* WHAT THIS TASK INVOLVES: Every record must be transcribed in its entirety, apart from the images, which are to be omitted.

* RECORDS SHOWN:

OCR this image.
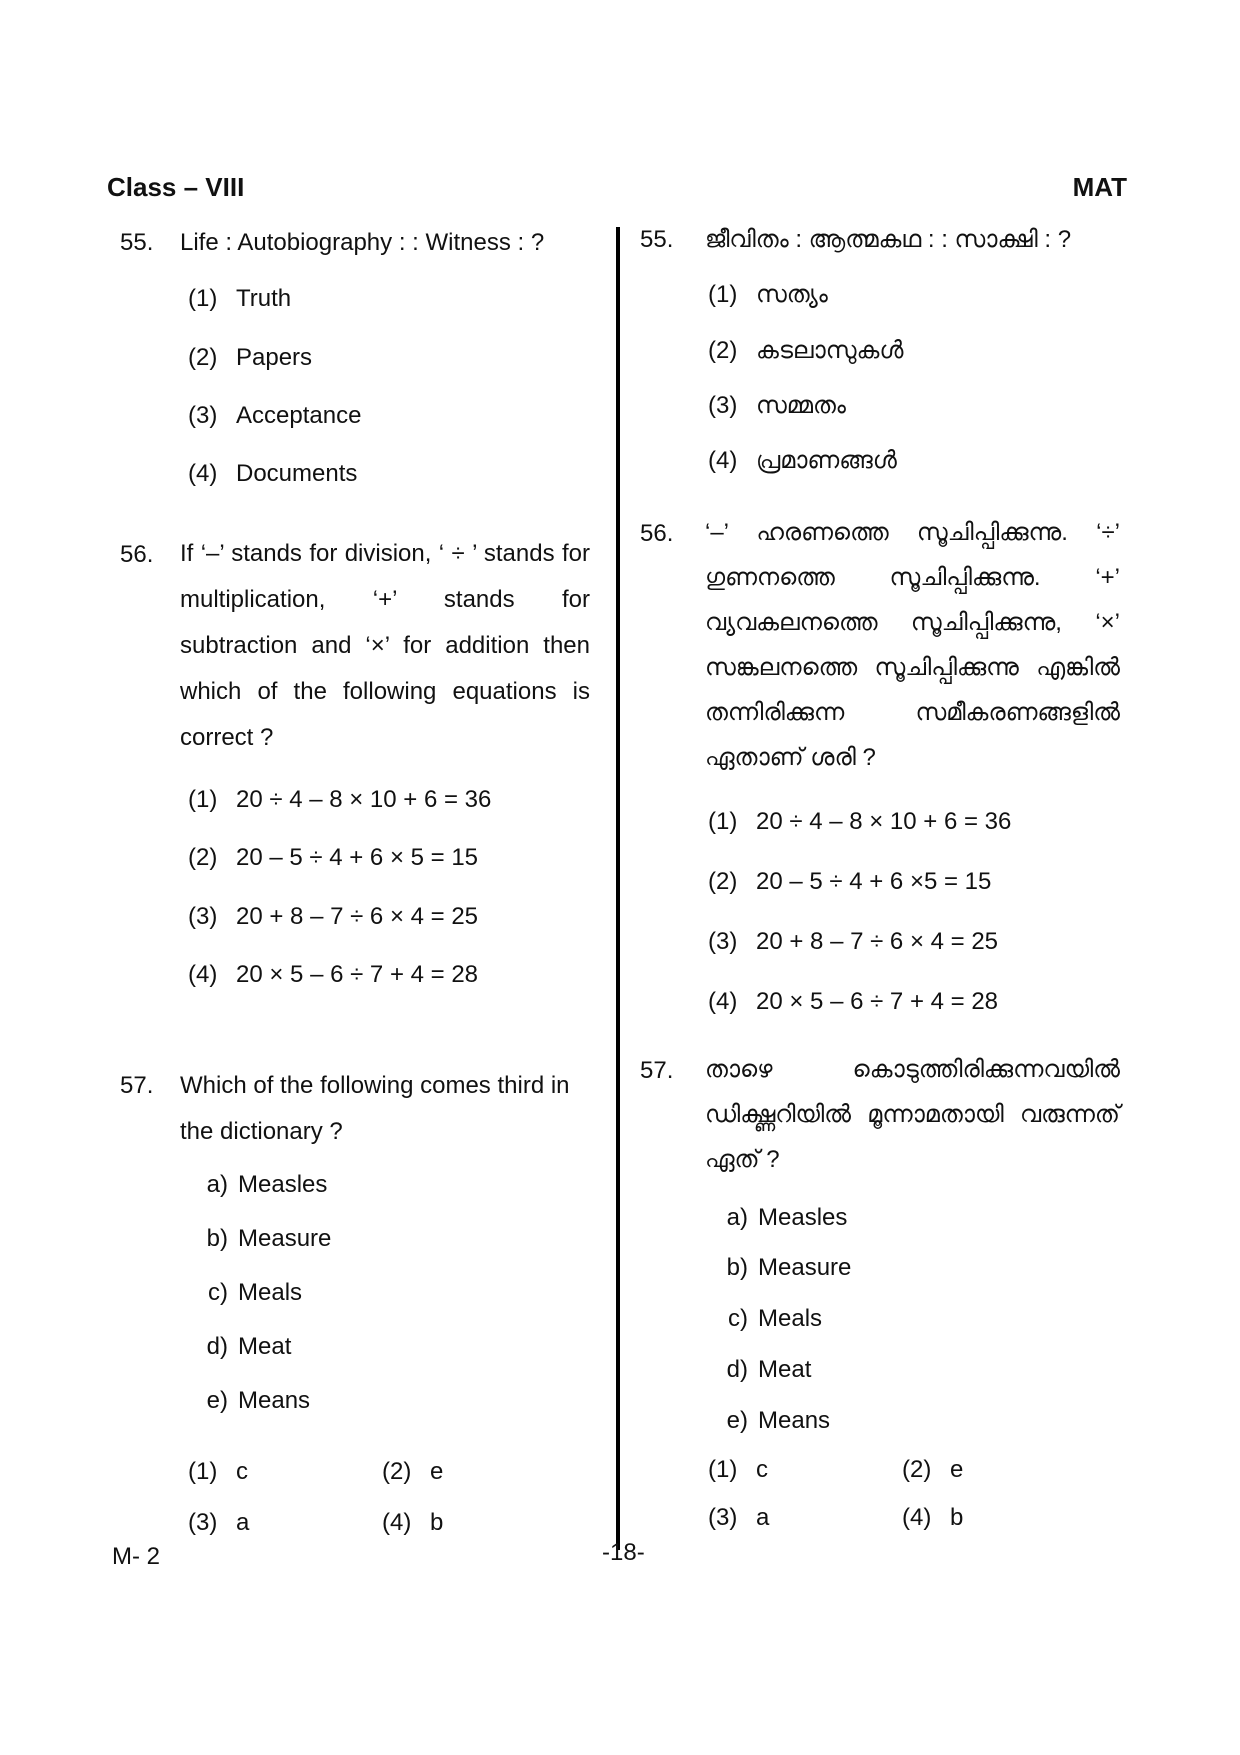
Class – VIII	MAT
55. Life : Autobiography : : Witness : ?
(1) Truth
(2) Papers
(3) Acceptance
(4) Documents
56. If ‘–’ stands for division, ‘ ÷ ’ stands for multiplication, ‘+’ stands for subtraction and ‘×’ for addition then which of the following equations is correct ?
(1) 20 ÷ 4 – 8 × 10 + 6 = 36
(2) 20 – 5 ÷ 4 + 6 × 5 = 15
(3) 20 + 8 – 7 ÷ 6 × 4 = 25
(4) 20 × 5 – 6 ÷ 7 + 4 = 28
57. Which of the following comes third in the dictionary ?
a) Measles
b) Measure
c) Meals
d) Meat
e) Means
(1) c	(2) e
(3) a	(4) b
55. ജീവിതം : ആത്മകഥ : : സാക്ഷി : ?
(1) സത്യം
(2) കടലാസുകൾ
(3) സമ്മതം
(4) പ്രമാണങ്ങൾ
56. ‘–’ ഹരണത്തെ സൂചിപ്പിക്കുന്നു. ‘÷’ ഗുണനത്തെ സൂചിപ്പിക്കുന്നു. ‘+’ വ്യവകലനത്തെ സൂചിപ്പിക്കുന്നു, ‘×’ സങ്കലനത്തെ സൂചിപ്പിക്കുന്നു എങ്കിൽ തന്നിരിക്കുന്ന സമീകരണങ്ങളിൽ ഏതാണ് ശരി ?
(1) 20 ÷ 4 – 8 × 10 + 6 = 36
(2) 20 – 5 ÷ 4 + 6 ×5 = 15
(3) 20 + 8 – 7 ÷ 6 × 4 = 25
(4) 20 × 5 – 6 ÷ 7 + 4 = 28
57. താഴെ കൊടുത്തിരിക്കുന്നവയിൽ ഡിക്ഷ്ണറിയിൽ മൂന്നാമതായി വരുന്നത് ഏത് ?
a) Measles
b) Measure
c) Meals
d) Meat
e) Means
(1) c	(2) e
(3) a	(4) b
M- 2	-18-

* RESPONSE:
OCR this image.
Class – VIII	MAT
55. Life : Autobiography : : Witness : ?
(1) Truth
(2) Papers
(3) Acceptance
(4) Documents
56. If ‘–’ stands for division, ‘ ÷ ’ stands for multiplication, ‘+’ stands for subtraction and ‘×’ for addition then which of the following equations is correct ?
(1) 20 ÷ 4 – 8 × 10 + 6 = 36
(2) 20 – 5 ÷ 4 + 6 × 5 = 15
(3) 20 + 8 – 7 ÷ 6 × 4 = 25
(4) 20 × 5 – 6 ÷ 7 + 4 = 28
57. Which of the following comes third in the dictionary ?
a) Measles
b) Measure
c) Meals
d) Meat
e) Means
(1) c	(2) e
(3) a	(4) b
55. ജീവിതം : ആത്മകഥ : : സാക്ഷി : ?
(1) സത്യം
(2) കടലാസുകൾ
(3) സമ്മതം
(4) പ്രമാണങ്ങൾ
56. ‘–’ ഹരണത്തെ സൂചിപ്പിക്കുന്നു. ‘÷’ ഗുണനത്തെ സൂചിപ്പിക്കുന്നു. ‘+’ വ്യവകലനത്തെ സൂചിപ്പിക്കുന്നു, ‘×’ സങ്കലനത്തെ സൂചിപ്പിക്കുന്നു എങ്കിൽ തന്നിരിക്കുന്ന സമീകരണങ്ങളിൽ ഏതാണ് ശരി ?
(1) 20 ÷ 4 – 8 × 10 + 6 = 36
(2) 20 – 5 ÷ 4 + 6 ×5 = 15
(3) 20 + 8 – 7 ÷ 6 × 4 = 25
(4) 20 × 5 – 6 ÷ 7 + 4 = 28
57. താഴെ കൊടുത്തിരിക്കുന്നവയിൽ ഡിക്ഷ്ണറിയിൽ മൂന്നാമതായി വരുന്നത് ഏത് ?
a) Measles
b) Measure
c) Meals
d) Meat
e) Means
(1) c	(2) e
(3) a	(4) b
M- 2	-18-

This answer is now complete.